**Dataset records**:
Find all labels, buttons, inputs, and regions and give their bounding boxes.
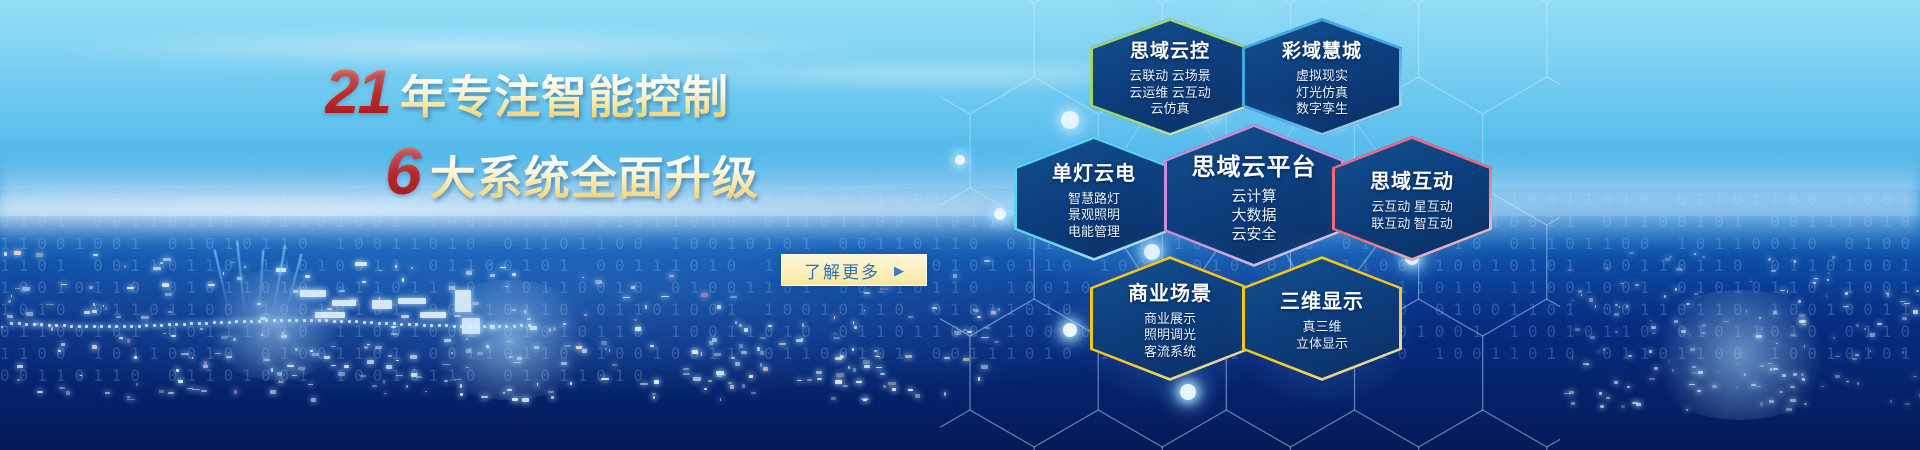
- headline-number-21: 21: [325, 62, 400, 124]
- hex-subtitle-list: 智慧路灯景观照明电能管理: [1068, 191, 1120, 241]
- hex-subtitle-list: 云互动 星互动联互动 智互动: [1371, 199, 1453, 232]
- hex-subtitle-line: 客流系统: [1144, 344, 1196, 361]
- hex-subtitle-line: 虚拟现实: [1296, 68, 1348, 85]
- headline-block: 21 年专注智能控制 6 大系统全面升级: [325, 62, 795, 204]
- headline-text-2: 大系统全面升级: [430, 155, 759, 201]
- learn-more-button[interactable]: 了解更多 ▶: [781, 254, 927, 286]
- hex-subtitle-line: 联互动 智互动: [1371, 216, 1453, 233]
- hex-subtitle-list: 云计算大数据云安全: [1231, 187, 1276, 245]
- headline-text-1: 年专注智能控制: [400, 74, 729, 120]
- hex-title: 单灯云电: [1052, 157, 1136, 186]
- headline-line-2: 6 大系统全面升级: [385, 138, 795, 204]
- hex-subtitle-line: 数字孪生: [1296, 101, 1348, 118]
- hex-subtitle-line: 云联动 云场景: [1129, 68, 1211, 85]
- hex-subtitle-line: 景观照明: [1068, 207, 1120, 224]
- hex-subtitle-line: 云运维 云互动: [1129, 85, 1211, 102]
- hex-subtitle-line: 灯光仿真: [1296, 85, 1348, 102]
- headline-line-1: 21 年专注智能控制: [325, 62, 795, 124]
- hex-subtitle-line: 云互动 星互动: [1371, 199, 1453, 216]
- headline-number-6: 6: [385, 138, 430, 204]
- arrow-right-icon: ▶: [894, 264, 904, 277]
- hex-title: 商业场景: [1128, 277, 1212, 306]
- hex-subtitle-line: 真三维: [1296, 319, 1348, 336]
- hex-network: 思域云控云联动 云场景云运维 云互动云仿真彩域慧城虚拟现实灯光仿真数字孪生单灯云…: [940, 0, 1560, 450]
- hex-title: 思域云控: [1130, 36, 1210, 63]
- hex-subtitle-line: 云仿真: [1129, 101, 1211, 118]
- hex-title: 彩域慧城: [1282, 36, 1362, 63]
- hex-subtitle-list: 云联动 云场景云运维 云互动云仿真: [1129, 68, 1211, 118]
- hex-title: 思域云平台: [1192, 147, 1317, 182]
- hex-title: 思域互动: [1370, 165, 1454, 194]
- hex-subtitle-list: 商业展示照明调光客流系统: [1144, 311, 1196, 361]
- hex-subtitle-line: 照明调光: [1144, 327, 1196, 344]
- hex-subtitle-line: 大数据: [1231, 206, 1276, 225]
- learn-more-label: 了解更多: [804, 258, 880, 283]
- hex-subtitle-line: 云安全: [1231, 225, 1276, 244]
- hex-subtitle-list: 真三维立体显示: [1296, 319, 1348, 352]
- hex-subtitle-line: 商业展示: [1144, 311, 1196, 328]
- hex-subtitle-list: 虚拟现实灯光仿真数字孪生: [1296, 68, 1348, 118]
- hex-subtitle-line: 立体显示: [1296, 336, 1348, 353]
- hex-title: 三维显示: [1280, 285, 1364, 314]
- hex-subtitle-line: 智慧路灯: [1068, 191, 1120, 208]
- hex-subtitle-line: 电能管理: [1068, 224, 1120, 241]
- hero-banner: 01001100 10110010 01101001 00110110 1001…: [0, 0, 1920, 450]
- hex-subtitle-line: 云计算: [1231, 187, 1276, 206]
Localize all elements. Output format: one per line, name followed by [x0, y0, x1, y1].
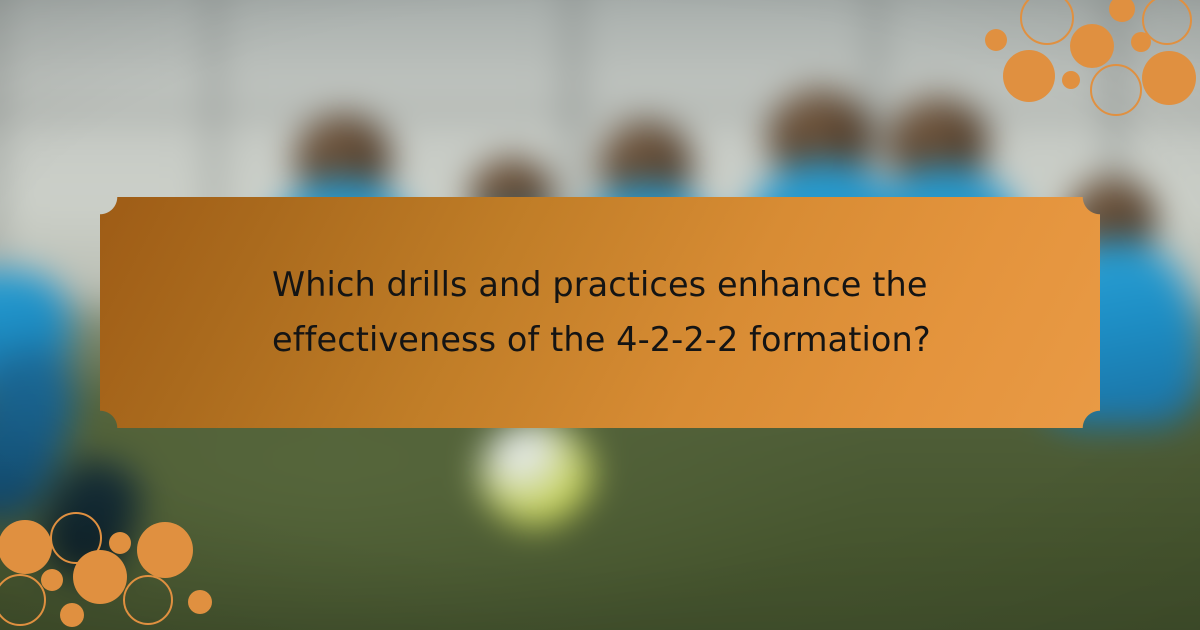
question-card: Which drills and practices enhance the e…: [100, 197, 1100, 428]
poster-canvas: Which drills and practices enhance the e…: [0, 0, 1200, 630]
wall-rail: [0, 105, 1200, 121]
question-line-2: effectiveness of the 4-2-2-2 formation?: [272, 313, 931, 367]
question-line-1: Which drills and practices enhance the: [272, 258, 931, 312]
question-text: Which drills and practices enhance the e…: [272, 258, 931, 367]
soccer-ball: [480, 422, 592, 526]
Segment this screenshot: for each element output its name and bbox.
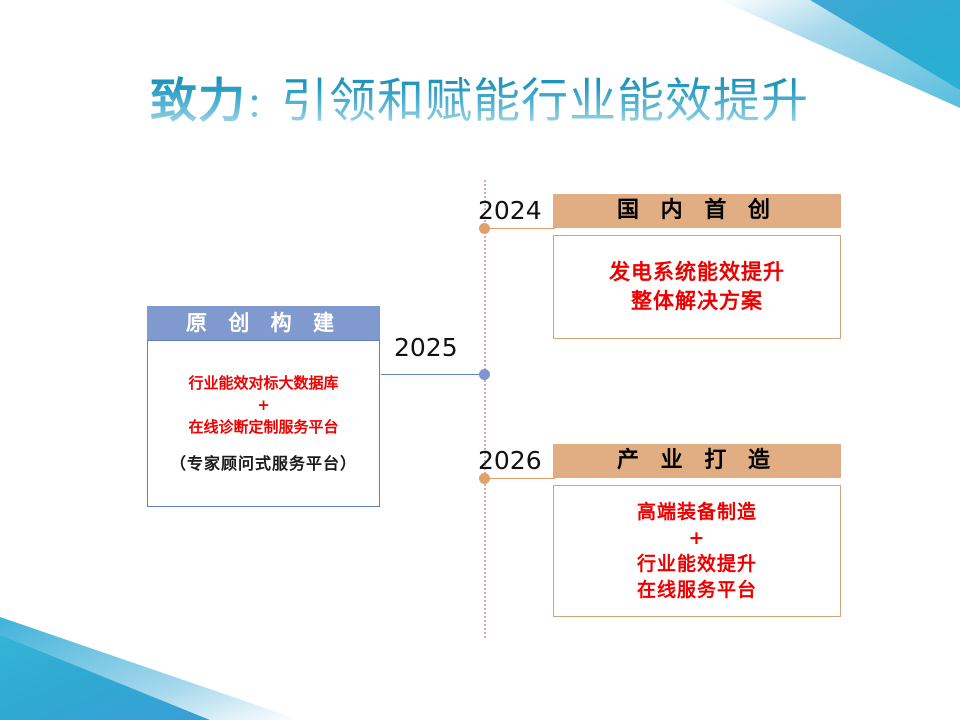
- card-note: （专家顾问式服务平台）: [170, 452, 357, 476]
- card-line: 整体解决方案: [631, 287, 763, 316]
- card-line: 高端装备制造: [637, 499, 757, 525]
- slide-canvas: 致力：引领和赋能行业能效提升 2024 2025 2026 原 创 构 建 行业…: [0, 0, 960, 720]
- page-title-rest: 引领和赋能行业能效提升: [281, 74, 809, 129]
- card-line: 发电系统能效提升: [609, 258, 785, 287]
- card-domestic-first-header: 国 内 首 创: [553, 194, 841, 228]
- card-line: +: [257, 394, 270, 416]
- card-domestic-first-body: 发电系统能效提升 整体解决方案: [553, 235, 841, 339]
- card-industry-building-header: 产 业 打 造: [553, 444, 841, 478]
- page-title-separator: ：: [246, 86, 281, 126]
- diagonal-ribbon-decoration-bottom-left: [0, 595, 300, 720]
- card-line: 行业能效提升: [637, 551, 757, 577]
- connector-line-2024: [485, 228, 555, 229]
- card-domestic-first: 国 内 首 创 发电系统能效提升 整体解决方案: [553, 194, 841, 339]
- card-industry-building-body: 高端装备制造 + 行业能效提升 在线服务平台: [553, 485, 841, 617]
- card-original-construction-header: 原 创 构 建: [147, 306, 380, 340]
- connector-line-2026: [485, 478, 555, 479]
- card-original-construction-body: 行业能效对标大数据库 + 在线诊断定制服务平台 （专家顾问式服务平台）: [147, 340, 380, 507]
- page-title: 致力：引领和赋能行业能效提升: [150, 72, 830, 134]
- year-label-2026: 2026: [478, 446, 542, 475]
- year-label-2024: 2024: [478, 196, 542, 225]
- card-line: 行业能效对标大数据库: [188, 372, 338, 394]
- connector-line-2025: [381, 374, 485, 375]
- card-original-construction: 原 创 构 建 行业能效对标大数据库 + 在线诊断定制服务平台 （专家顾问式服务…: [147, 306, 380, 507]
- card-line: +: [689, 525, 706, 551]
- timeline-axis: [484, 180, 486, 638]
- timeline-dot-2025: [479, 369, 490, 380]
- card-line: 在线诊断定制服务平台: [188, 416, 338, 438]
- card-industry-building: 产 业 打 造 高端装备制造 + 行业能效提升 在线服务平台: [553, 444, 841, 617]
- card-line: 在线服务平台: [637, 577, 757, 603]
- page-title-main: 致力: [150, 74, 246, 129]
- year-label-2025: 2025: [394, 333, 458, 362]
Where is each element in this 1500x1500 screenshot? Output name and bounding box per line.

**STATED PROBLEM**:
Print out the lines starting with the one that contains "- headline-number-21: 21: [325, 62, 400, 124]" and ending with the one that contains "- headline-line-1: 21", both included, character for character as they appear.

**SOLUTION**:
- headline-number-21: 21: [325, 62, 400, 124]
- hex-subtitle-list: 智慧路灯景观照明电能管理: [1068, 191, 1120, 241]
- hex-subtitle-list: 云互动 星互动联互动 智互动: [1371, 199, 1453, 232]
- hex-subtitle-line: 客流系统: [1144, 344, 1196, 361]
- hex-subtitle-line: 虚拟现实: [1296, 68, 1348, 85]
- headline-block: 21 年专注智能控制 6 大系统全面升级: [325, 62, 795, 204]
- headline-text-2: 大系统全面升级: [430, 155, 759, 201]
- learn-more-button[interactable]: 了解更多 ▶: [781, 254, 927, 286]
- hex-subtitle-line: 联互动 智互动: [1371, 216, 1453, 233]
- hex-subtitle-list: 云计算大数据云安全: [1231, 187, 1276, 245]
- headline-text-1: 年专注智能控制: [400, 74, 729, 120]
- hex-title: 单灯云电: [1052, 157, 1136, 186]
- headline-line-2: 6 大系统全面升级: [385, 138, 795, 204]
- hex-subtitle-line: 数字孪生: [1296, 101, 1348, 118]
- hex-subtitle-line: 云联动 云场景: [1129, 68, 1211, 85]
- hex-subtitle-line: 景观照明: [1068, 207, 1120, 224]
- hex-subtitle-line: 云运维 云互动: [1129, 85, 1211, 102]
- hex-subtitle-line: 灯光仿真: [1296, 85, 1348, 102]
- headline-line-1: 21 年专注智能控制: [325, 62, 795, 124]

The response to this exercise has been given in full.